* **Exercise goal**
Please lay out the lines of the material starting at the line that contains "452, 379, 463]" and ending at the line that contains "197, 337, 214]", both included, as a Markdown table with the columns Row and Line. Omit any blank lines.

* **Coordinate annotation records**

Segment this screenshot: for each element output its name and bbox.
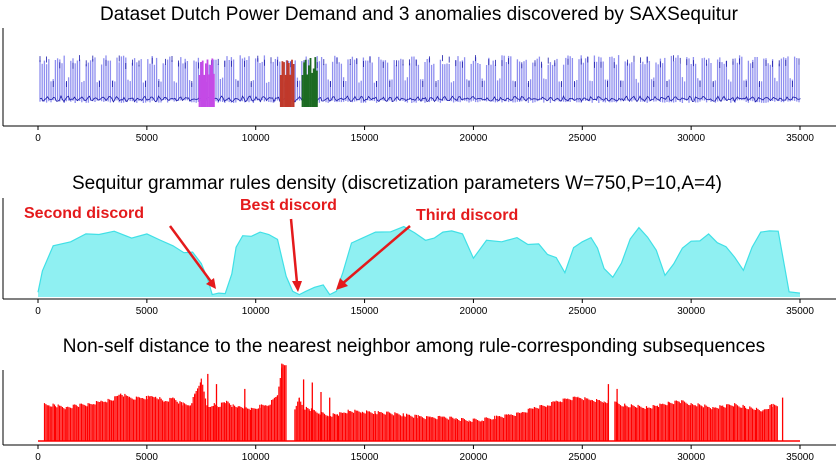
panel3-tick-label: 15000	[351, 452, 379, 463]
panel3-tick-label: 10000	[242, 452, 270, 463]
anomaly-highlights	[198, 57, 318, 107]
panel1-tick-label: 35000	[786, 133, 814, 144]
panel1-x-ticks: 0 5000 10000 15000 20000 25000 30000 35000	[35, 126, 814, 144]
panel3-tick-label: 0	[35, 452, 41, 463]
panel2-tick-label: 35000	[786, 306, 814, 317]
panel-nn-distance: Non-self distance to the nearest neighbo…	[2, 336, 836, 463]
panel2-tick-label: 30000	[677, 306, 705, 317]
panel3-title: Non-self distance to the nearest neighbo…	[63, 336, 765, 357]
panel1-tick-label: 0	[35, 133, 41, 144]
panel1-tick-label: 15000	[351, 133, 379, 144]
panel1-tick-label: 10000	[242, 133, 270, 144]
nn-distance-bars	[38, 363, 800, 442]
panel1-tick-label: 30000	[677, 133, 705, 144]
panel2-tick-label: 25000	[568, 306, 596, 317]
panel3-tick-label: 35000	[786, 452, 814, 463]
panel2-tick-label: 0	[35, 306, 41, 317]
panel-power-demand: Dataset Dutch Power Demand and 3 anomali…	[2, 4, 836, 144]
arrowhead-best-discord	[292, 281, 302, 292]
panel3-tick-label: 25000	[568, 452, 596, 463]
arrowhead-third-discord	[336, 278, 348, 290]
panel1-title: Dataset Dutch Power Demand and 3 anomali…	[100, 4, 739, 25]
arrowhead-second-discord	[206, 278, 216, 289]
signal-baseline-trace	[39, 95, 801, 103]
density-area-outline	[37, 225, 801, 296]
panel1-tick-label: 5000	[136, 133, 159, 144]
panel2-title: Sequitur grammar rules density (discreti…	[72, 173, 722, 194]
panel3-x-ticks: 0 5000 10000 15000 20000 25000 30000 35000	[35, 445, 814, 463]
annotation-third-discord: Third discord	[416, 207, 518, 224]
panel3-tick-label: 5000	[136, 452, 159, 463]
arrow-best-discord	[289, 218, 299, 284]
panel3-tick-label: 20000	[460, 452, 488, 463]
arrow-third-discord	[341, 225, 411, 285]
panel2-x-ticks: 0 5000 10000 15000 20000 25000 30000 35000	[35, 299, 814, 317]
annotation-second-discord: Second discord	[24, 205, 144, 222]
panel2-tick-label: 10000	[242, 306, 270, 317]
power-demand-signal	[39, 55, 801, 103]
density-area-fill	[38, 226, 800, 297]
panel2-tick-label: 15000	[351, 306, 379, 317]
arrow-second-discord	[168, 225, 214, 284]
panel-rule-density: Sequitur grammar rules density (discreti…	[2, 173, 836, 317]
panel2-tick-label: 5000	[136, 306, 159, 317]
panel1-tick-label: 25000	[568, 133, 596, 144]
annotation-best-discord: Best discord	[240, 197, 337, 214]
panel1-tick-label: 20000	[460, 133, 488, 144]
rule-density-area	[37, 225, 801, 297]
panel3-tick-label: 30000	[677, 452, 705, 463]
annotation-arrows	[168, 218, 411, 292]
panel2-tick-label: 20000	[460, 306, 488, 317]
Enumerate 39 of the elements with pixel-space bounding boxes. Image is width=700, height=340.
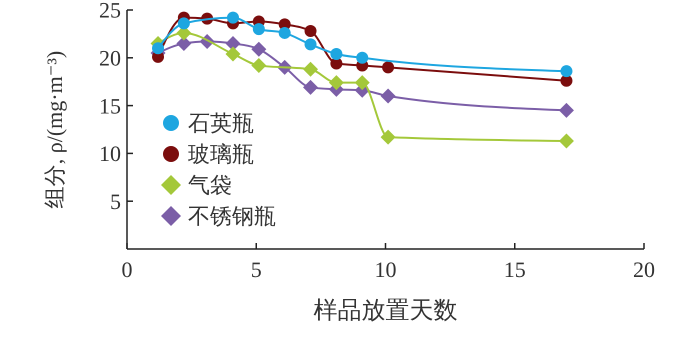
x-tick-label: 10 (374, 257, 396, 282)
point (328, 75, 344, 90)
point (558, 102, 574, 118)
point (225, 46, 240, 62)
point (152, 42, 164, 54)
point (354, 75, 370, 90)
point (303, 62, 318, 77)
x-tick-label: 20 (633, 257, 655, 282)
point (304, 25, 317, 38)
point (303, 80, 318, 95)
point (382, 61, 394, 74)
point (330, 48, 342, 60)
y-tick-label: 10 (99, 141, 121, 166)
point (304, 38, 317, 50)
y-tick-label: 25 (99, 0, 121, 23)
x-tick-label: 15 (504, 257, 526, 282)
y-axis-title: 组分, ρ/(mg·m⁻³) (42, 50, 67, 208)
y-tick-label: 15 (99, 93, 121, 118)
point (226, 12, 239, 24)
y-tick-label: 20 (99, 46, 121, 70)
point (225, 36, 240, 51)
point (251, 58, 266, 73)
point (558, 133, 574, 148)
x-tick-label: 5 (250, 257, 262, 282)
y-tick-label: 5 (110, 188, 121, 214)
point (178, 17, 190, 30)
point (380, 88, 396, 104)
legend-label: 不锈钢瓶 (188, 204, 276, 229)
point (560, 65, 572, 78)
point (380, 130, 396, 145)
point (252, 23, 265, 36)
point (251, 42, 266, 57)
x-axis-title: 样品放置天数 (314, 298, 458, 324)
point (278, 26, 291, 39)
legend-label: 气袋 (188, 172, 232, 198)
point (356, 52, 368, 64)
legend-label: 石英瓶 (188, 110, 254, 136)
legend-label: 玻璃瓶 (188, 142, 254, 167)
x-tick-label: 0 (122, 257, 132, 282)
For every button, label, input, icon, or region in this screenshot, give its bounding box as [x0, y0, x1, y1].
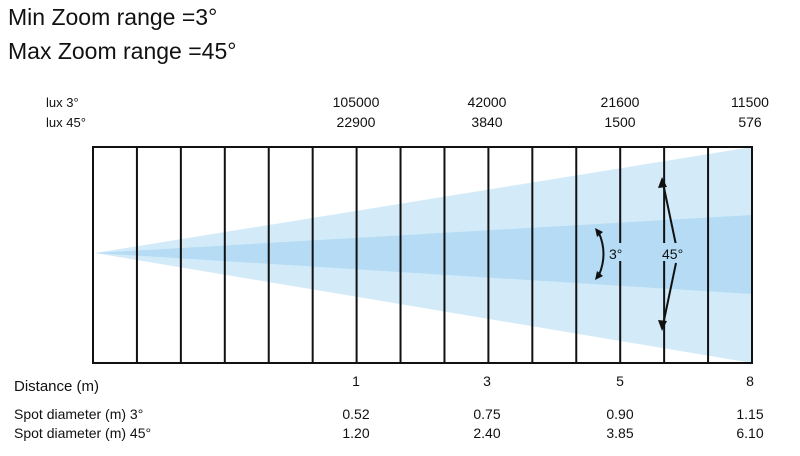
spot-45-value: 1.20: [342, 425, 369, 441]
spot-3-value: 0.90: [606, 406, 633, 422]
lux-45-value: 22900: [337, 114, 376, 130]
grid-frame: [92, 146, 753, 364]
arrow-down-icon: [595, 271, 603, 280]
arrow-up-icon: [658, 177, 667, 188]
narrow-angle-marker: 3°: [595, 228, 631, 280]
spot-diameter-45-label: Spot diameter (m) 45°: [14, 425, 151, 441]
lux-3-label: lux 3°: [46, 95, 79, 110]
narrow-beam-cone-3: [95, 215, 752, 294]
lux-45-value: 1500: [604, 114, 635, 130]
spot-3-value: 1.15: [736, 406, 763, 422]
arrow-down-icon: [658, 320, 667, 331]
spot-3-value: 0.75: [473, 406, 500, 422]
lux-3-value: 11500: [731, 94, 769, 110]
wide-angle-label: 45°: [662, 246, 683, 262]
wide-angle-marker: 45°: [658, 177, 694, 331]
lux-3-value: 42000: [468, 94, 507, 110]
lux-45-value: 3840: [471, 114, 502, 130]
distance-value: 5: [616, 373, 624, 389]
lux-3-value: 105000: [333, 94, 380, 110]
spot-45-value: 6.10: [736, 425, 763, 441]
distance-value: 8: [746, 373, 754, 389]
spot-45-value: 2.40: [473, 425, 500, 441]
distance-label: Distance (m): [14, 378, 99, 395]
wide-angle-label-bg: [660, 243, 694, 261]
max-zoom-title: Max Zoom range =45°: [8, 38, 237, 64]
wide-angle-arm-lower: [662, 262, 677, 326]
spot-diameter-3-label: Spot diameter (m) 3°: [14, 406, 143, 422]
spot-3-value: 0.52: [342, 406, 369, 422]
arrow-up-icon: [595, 228, 603, 237]
spot-45-value: 3.85: [606, 425, 633, 441]
narrow-angle-label: 3°: [609, 246, 622, 262]
distance-value: 1: [352, 373, 360, 389]
distance-value: 3: [483, 373, 491, 389]
min-zoom-title: Min Zoom range =3°: [8, 4, 218, 30]
narrow-angle-arc: [598, 232, 605, 276]
lux-45-value: 576: [738, 114, 762, 130]
wide-angle-arm-upper: [662, 182, 677, 246]
lux-45-label: lux 45°: [46, 115, 86, 130]
narrow-angle-label-bg: [607, 243, 631, 261]
lux-3-value: 21600: [601, 94, 640, 110]
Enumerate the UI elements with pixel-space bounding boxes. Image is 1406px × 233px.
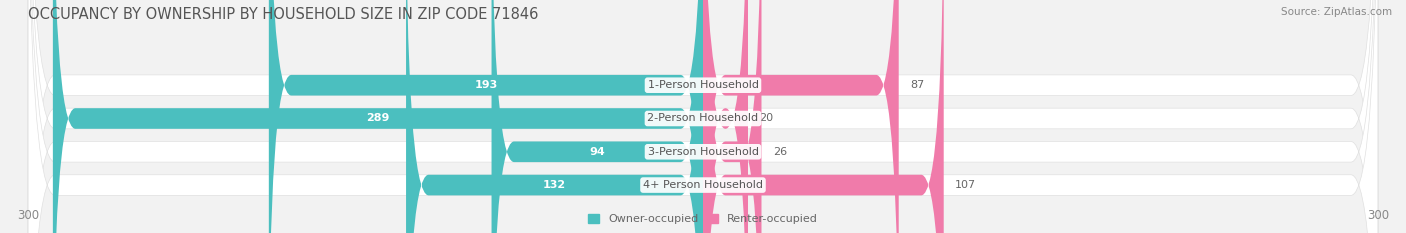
- FancyBboxPatch shape: [406, 0, 703, 233]
- FancyBboxPatch shape: [28, 0, 1378, 233]
- Text: 94: 94: [589, 147, 605, 157]
- Legend: Owner-occupied, Renter-occupied: Owner-occupied, Renter-occupied: [585, 211, 821, 227]
- FancyBboxPatch shape: [703, 0, 762, 233]
- Text: 3-Person Household: 3-Person Household: [648, 147, 758, 157]
- Text: 289: 289: [366, 113, 389, 123]
- FancyBboxPatch shape: [28, 0, 1378, 233]
- Text: 87: 87: [910, 80, 924, 90]
- Text: 20: 20: [759, 113, 773, 123]
- FancyBboxPatch shape: [269, 0, 703, 233]
- FancyBboxPatch shape: [492, 0, 703, 233]
- FancyBboxPatch shape: [28, 0, 1378, 233]
- Text: 2-Person Household: 2-Person Household: [647, 113, 759, 123]
- FancyBboxPatch shape: [703, 0, 898, 233]
- FancyBboxPatch shape: [703, 0, 748, 233]
- Text: Source: ZipAtlas.com: Source: ZipAtlas.com: [1281, 7, 1392, 17]
- Text: 107: 107: [955, 180, 976, 190]
- Text: 26: 26: [773, 147, 787, 157]
- Text: 132: 132: [543, 180, 567, 190]
- FancyBboxPatch shape: [53, 0, 703, 233]
- Text: OCCUPANCY BY OWNERSHIP BY HOUSEHOLD SIZE IN ZIP CODE 71846: OCCUPANCY BY OWNERSHIP BY HOUSEHOLD SIZE…: [28, 7, 538, 22]
- Text: 1-Person Household: 1-Person Household: [648, 80, 758, 90]
- FancyBboxPatch shape: [703, 0, 943, 233]
- Text: 4+ Person Household: 4+ Person Household: [643, 180, 763, 190]
- Text: 193: 193: [474, 80, 498, 90]
- FancyBboxPatch shape: [28, 0, 1378, 233]
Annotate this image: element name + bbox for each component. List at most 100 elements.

* **Written solution**
| Row | Line |
|---|---|
| 1 | panel3-tick-label: 15000	[351, 452, 379, 463] |
| 2 | panel3-tick-label: 10000	[242, 452, 270, 463] |
| 3 | anomaly-highlights	[198, 57, 318, 107] |
| 4 | panel1-tick-label: 35000	[786, 133, 814, 144] |
| 5 | panel1-x-ticks: 0 5000 10000 15000 20000 25000 30000 35000	[35, 126, 814, 144] |
| 6 | panel3-tick-label: 0	[35, 452, 41, 463] |
| 7 | panel2-tick-label: 35000	[786, 306, 814, 317] |
| 8 | panel-nn-distance: Non-self distance to the nearest neighbo…	[2, 336, 836, 463] |
| 9 | panel2-tick-label: 30000	[677, 306, 705, 317] |
| 10 | panel3-title: Non-self distance to the nearest neighbo…	[63, 336, 765, 357] |
| 11 | panel1-tick-label: 0	[35, 133, 41, 144] |
| 12 | panel1-tick-label: 15000	[351, 133, 379, 144] |
| 13 | panel1-tick-label: 10000	[242, 133, 270, 144] |
| 14 | nn-distance-bars	[38, 363, 800, 442] |
| 15 | panel1-tick-label: 30000	[677, 133, 705, 144] |
| 16 | panel2-tick-label: 25000	[568, 306, 596, 317] |
| 17 | panel3-tick-label: 35000	[786, 452, 814, 463] |
| 18 | panel2-tick-label: 0	[35, 306, 41, 317] |
| 19 | panel-power-demand: Dataset Dutch Power Demand and 3 anomali…	[2, 4, 836, 144] |
| 20 | arrowhead-best-discord	[292, 281, 302, 292] |
| 21 | panel3-tick-label: 25000	[568, 452, 596, 463] |
| 22 | arrowhead-third-discord	[336, 278, 348, 290] |
| 23 | panel1-title: Dataset Dutch Power Demand and 3 anomali…	[100, 4, 739, 25] |
| 24 | arrowhead-second-discord	[206, 278, 216, 289] |
| 25 | signal-baseline-trace	[39, 95, 801, 103] |
| 26 | density-area-outline	[37, 225, 801, 296] |
| 27 | panel1-tick-label: 5000	[136, 133, 159, 144] |
| 28 | panel2-title: Sequitur grammar rules density (discreti…	[72, 173, 722, 194] |
| 29 | panel3-x-ticks: 0 5000 10000 15000 20000 25000 30000 35000	[35, 445, 814, 463] |
| 30 | annotation-third-discord: Third discord	[416, 207, 518, 224] |
| 31 | panel3-tick-label: 5000	[136, 452, 159, 463] |
| 32 | arrow-best-discord	[289, 218, 299, 284] |
| 33 | panel3-tick-label: 20000	[460, 452, 488, 463] |
| 34 | arrow-third-discord	[341, 225, 411, 285] |
| 35 | panel2-x-ticks: 0 5000 10000 15000 20000 25000 30000 35000	[35, 299, 814, 317] |
| 36 | annotation-second-discord: Second discord	[24, 205, 144, 222] |
| 37 | panel2-tick-label: 10000	[242, 306, 270, 317] |
| 38 | power-demand-signal	[39, 55, 801, 103] |
| 39 | density-area-fill	[38, 226, 800, 297] |
| 40 | panel2-tick-label: 15000	[351, 306, 379, 317] |
| 41 | arrow-second-discord	[168, 225, 214, 284] |
| 42 | panel-rule-density: Sequitur grammar rules density (discreti…	[2, 173, 836, 317] |
| 43 | panel2-tick-label: 5000	[136, 306, 159, 317] |
| 44 | panel1-tick-label: 25000	[568, 133, 596, 144] |
| 45 | annotation-best-discord: Best discord	[240, 197, 337, 214] |